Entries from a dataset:
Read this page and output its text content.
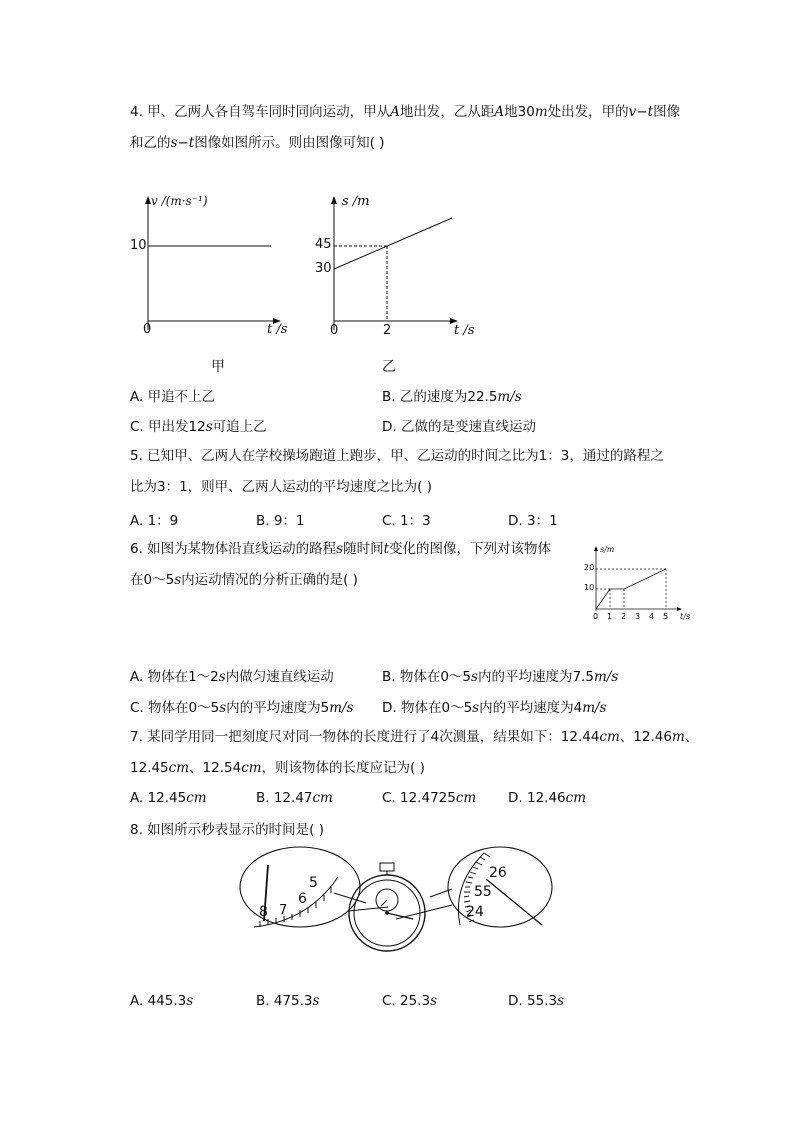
4. 甲、乙两人各自驾车同时同向运动，甲从A地出发，乙从距A地30m处出发，甲的v−t图像
和乙的s−t图像如图所示。则由图像可知( )
v /(m·s⁻¹)
10
0	t /s
甲
s /m
45
30
0	2	t /s
乙
A. 甲追不上乙	B. 乙的速度为22.5m/s
C. 甲出发12s可追上乙	D. 乙做的是变速直线运动
5. 已知甲、乙两人在学校操场跑道上跑步，甲、乙运动的时间之比为1：3，通过的路程之
比为3：1，则甲、乙两人运动的平均速度之比为( )
A. 1：9	B. 9：1	C. 1：3	D. 3：1
6. 如图为某物体沿直线运动的路程s随时间t变化的图像，下列对该物体
在0～5s内运动情况的分析正确的是( )
s/m
20
10
0 1 2 3 4 5 t/s
A. 物体在1～2s内做匀速直线运动	B. 物体在0～5s内的平均速度为7.5m/s
C. 物体在0～5s内的平均速度为5m/s D. 物体在0～5s内的平均速度为4m/s
7. 某同学用同一把刻度尺对同一物体的长度进行了4次测量，结果如下：12.44cm、12.46m、
12.45cm、12.54cm，则该物体的长度应记为( )
A. 12.45cm	B. 12.47cm	C. 12.4725cm D. 12.46cm
8. 如图所示秒表显示的时间是( )
5
6
7
8
26
55
24
A. 445.3s	B. 475.3s	C. 25.3s	D. 55.3s
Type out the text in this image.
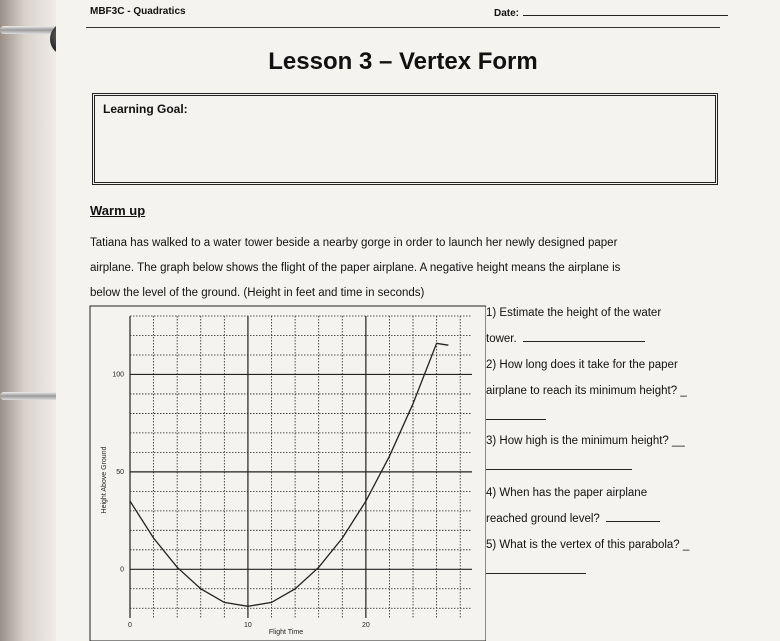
MBF3C - Quadratics	Date:
Lesson 3 – Vertex Form
Learning Goal:
Warm up
Tatiana has walked to a water tower beside a nearby gorge in order to launch her newly designed paper
airplane. The graph below shows the flight of the paper airplane. A negative height means the airplane is
below the level of the ground. (Height in feet and time in seconds)
0	10	20
0
50
100
Flight Time
Height Above Ground
1) Estimate the height of the water
tower.
2) How long does it take for the paper
airplane to reach its minimum height? _
3) How high is the minimum height? __
4) When has the paper airplane
reached ground level?
5) What is the vertex of this parabola? _
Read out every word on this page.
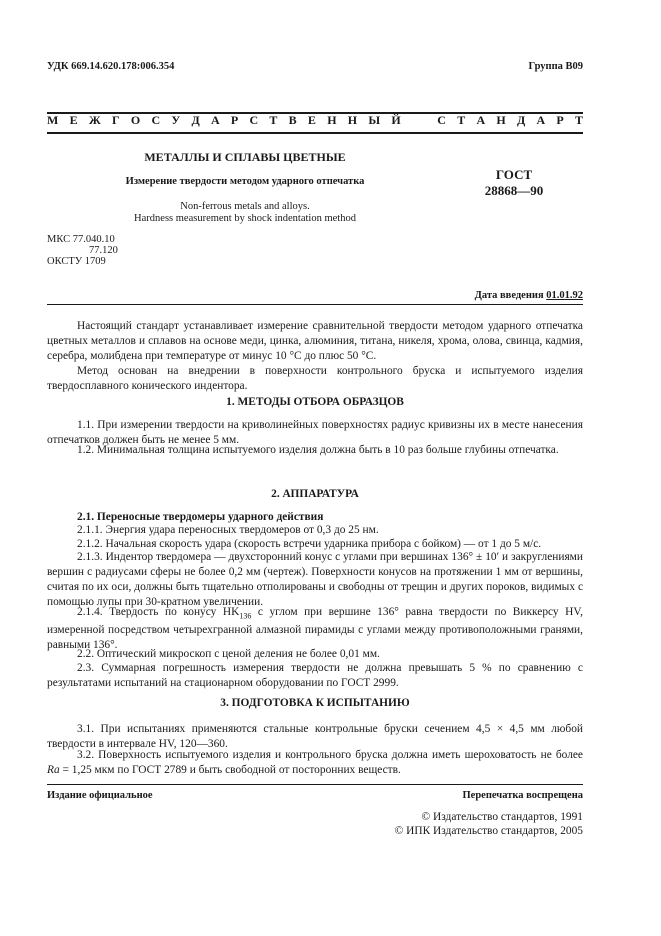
УДК 669.14.620.178:006.354	Группа В09
М Е Ж Г О С У Д А Р С Т В Е Н Н Ы Й	С Т А Н Д А Р Т
МЕТАЛЛЫ И СПЛАВЫ ЦВЕТНЫЕ
Измерение твердости методом ударного отпечатка
Non-ferrous metals and alloys.
Hardness measurement by shock indentation method
ГОСТ
28868—90
МКС 77.040.10
77.120
ОКСТУ 1709
Дата введения 01.01.92
Настоящий стандарт устанавливает измерение сравнительной твердости методом ударного отпечатка цветных металлов и сплавов на основе меди, цинка, алюминия, титана, никеля, хрома, олова, свинца, кадмия, серебра, молибдена при температуре от минус 10 °С до плюс 50 °С.
Метод основан на внедрении в поверхности контрольного бруска и испытуемого изделия твердосплавного конического индентора.
1. МЕТОДЫ ОТБОРА ОБРАЗЦОВ
1.1. При измерении твердости на криволинейных поверхностях радиус кривизны их в месте нанесения отпечатков должен быть не менее 5 мм.
1.2. Минимальная толщина испытуемого изделия должна быть в 10 раз больше глубины отпечатка.
2. АППАРАТУРА
2.1. Переносные твердомеры ударного действия
2.1.1. Энергия удара переносных твердомеров от 0,3 до 25 нм.
2.1.2. Начальная скорость удара (скорость встречи ударника прибора с бойком) — от 1 до 5 м/с.
2.1.3. Индентор твердомера — двухсторонний конус с углами при вершинах 136° ± 10′ и закруглениями вершин с радиусами сферы не более 0,2 мм (чертеж). Поверхности конусов на протяжении 1 мм от вершины, считая по их оси, должны быть тщательно отполированы и свободны от трещин и других пороков, видимых с помощью лупы при 30-кратном увеличении.
2.1.4. Твердость по конусу $HK_{136}$ с углом при вершине 136° равна твердости по Виккерсу HV, измеренной посредством четырехгранной алмазной пирамиды с углами между противоположными гранями, равными 136°.
2.2. Оптический микроскоп с ценой деления не более 0,01 мм.
2.3. Суммарная погрешность измерения твердости не должна превышать 5 % по сравнению с результатами испытаний на стационарном оборудовании по ГОСТ 2999.
3. ПОДГОТОВКА К ИСПЫТАНИЮ
3.1. При испытаниях применяются стальные контрольные бруски сечением 4,5 × 4,5 мм любой твердости в интервале HV, 120—360.
3.2. Поверхность испытуемого изделия и контрольного бруска должна иметь шероховатость не более Ra = 1,25 мкм по ГОСТ 2789 и быть свободной от посторонних веществ.
Издание официальное	Перепечатка воспрещена
© Издательство стандартов, 1991
© ИПК Издательство стандартов, 2005
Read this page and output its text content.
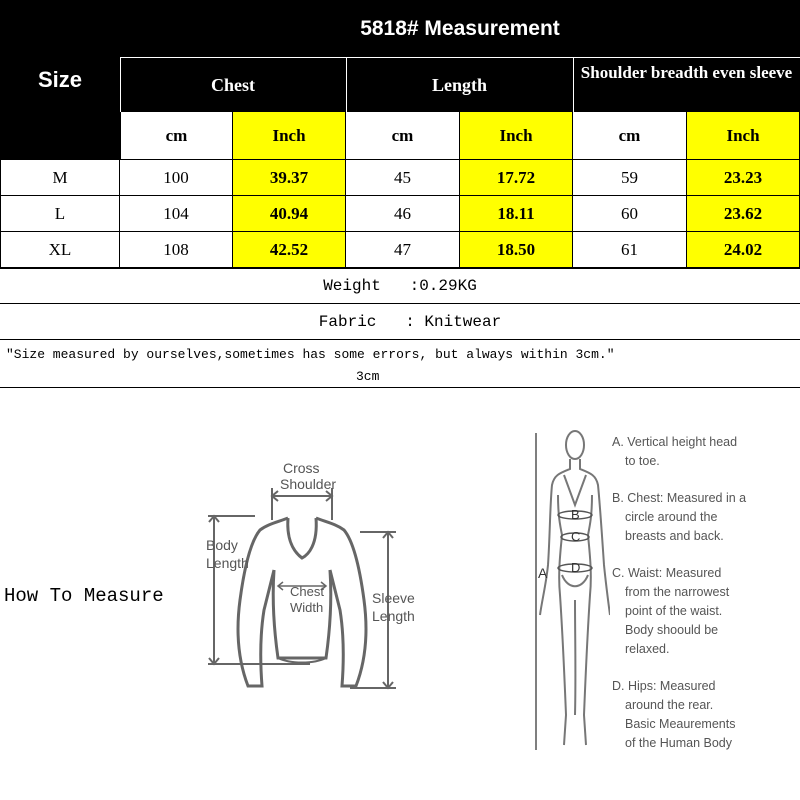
Size
5818# Measurement
Chest	Length
Shoulder breadth even sleeve
cm	Inch	cm	Inch	cm	Inch
M	100	39.37	45	17.72	59	23.23
L	104	40.94	46	18.11	60	23.62
XL	108	42.52	47	18.50	61	24.02
Weight   :0.29KG
Fabric   : Knitwear
"Size measured by ourselves,sometimes has some errors, but always within 3cm."
3cm
How To Measure
Cross
Shoulder
Body
Length
Chest
Width
Sleeve
Length
B
C
D
A
A. Vertical height head
to toe.
B. Chest: Measured in a
circle around the
breasts and back.
C. Waist: Measured
from the narrowest
point of the waist.
Body shoould be
relaxed.
D. Hips: Measured
around the rear.
Basic Meaurements
of the Human Body
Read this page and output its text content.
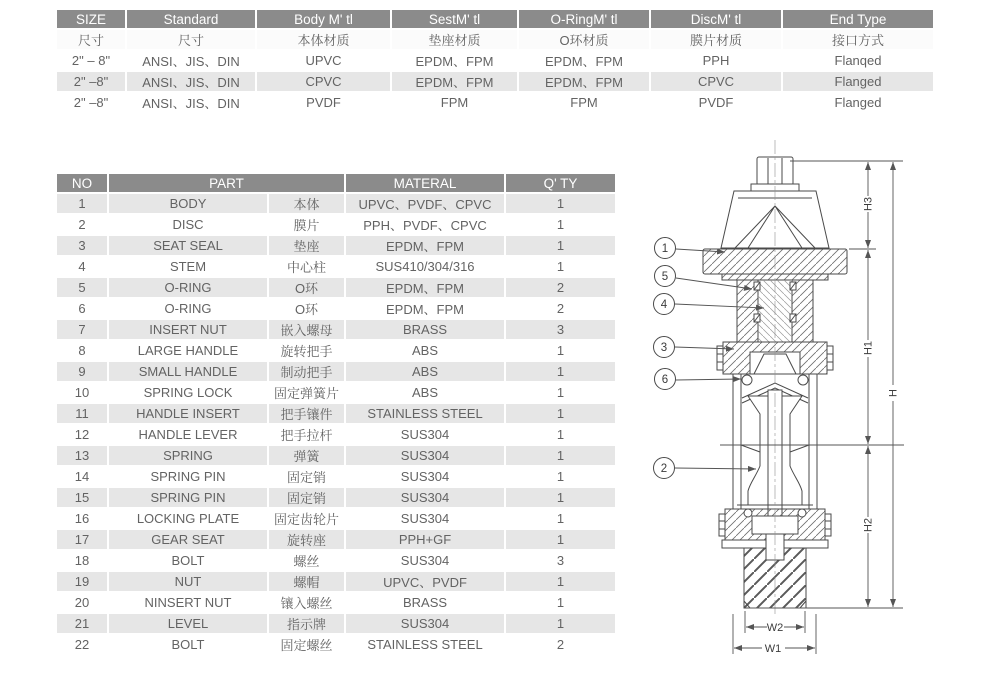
SIZE	Standard	Body M' tl	SestM' tl	O-RingM' tl	DiscM' tl	End Type
尺寸	尺寸	本体材质	垫座材质	O环材质	膜片材质	接口方式
2" – 8"	ANSI、JIS、DIN	UPVC	EPDM、FPM	EPDM、FPM	PPH	Flanqed
2" –8"	ANSI、JIS、DIN	CPVC	EPDM、FPM	EPDM、FPM	CPVC	Flanged
2" –8"	ANSI、JIS、DIN	PVDF	FPM	FPM	PVDF	Flanged
NO	PART		MATERAL	Q' TY
1	BODY	本体	UPVC、PVDF、CPVC	1
2	DISC	膜片	PPH、PVDF、CPVC	1
3	SEAT SEAL	垫座	EPDM、FPM	1
4	STEM	中心柱	SUS410/304/316	1
5	O-RING	O环	EPDM、FPM	2
6	O-RING	O环	EPDM、FPM	2
7	INSERT NUT	嵌入螺母	BRASS	3
8	LARGE HANDLE	旋转把手	ABS	1
9	SMALL HANDLE	制动把手	ABS	1
10	SPRING LOCK	固定弹簧片	ABS	1
11	HANDLE INSERT	把手镶件	STAINLESS STEEL	1
12	HANDLE LEVER	把手拉杆	SUS304	1
13	SPRING	弹簧	SUS304	1
14	SPRING PIN	固定销	SUS304	1
15	SPRING PIN	固定销	SUS304	1
16	LOCKING PLATE	固定齿轮片	SUS304	1
17	GEAR SEAT	旋转座	PPH+GF	1
18	BOLT	螺丝	SUS304	3
19	NUT	螺帽	UPVC、PVDF	1
20	NINSERT NUT	镶入螺丝	BRASS	1
21	LEVEL	指示牌	SUS304	1
22	BOLT	固定螺丝	STAINLESS STEEL	2
H3
H1
H2
H
W2
W1
1
5
4
3
6
2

§ **Work to do**
Only lines holding the string "HANDLE" are wanted; gather each one from the entries above.

§ **Task answer**
8	LARGE HANDLE	旋转把手	ABS	1
9	SMALL HANDLE	制动把手	ABS	1
11	HANDLE INSERT	把手镶件	STAINLESS STEEL	1
12	HANDLE LEVER	把手拉杆	SUS304	1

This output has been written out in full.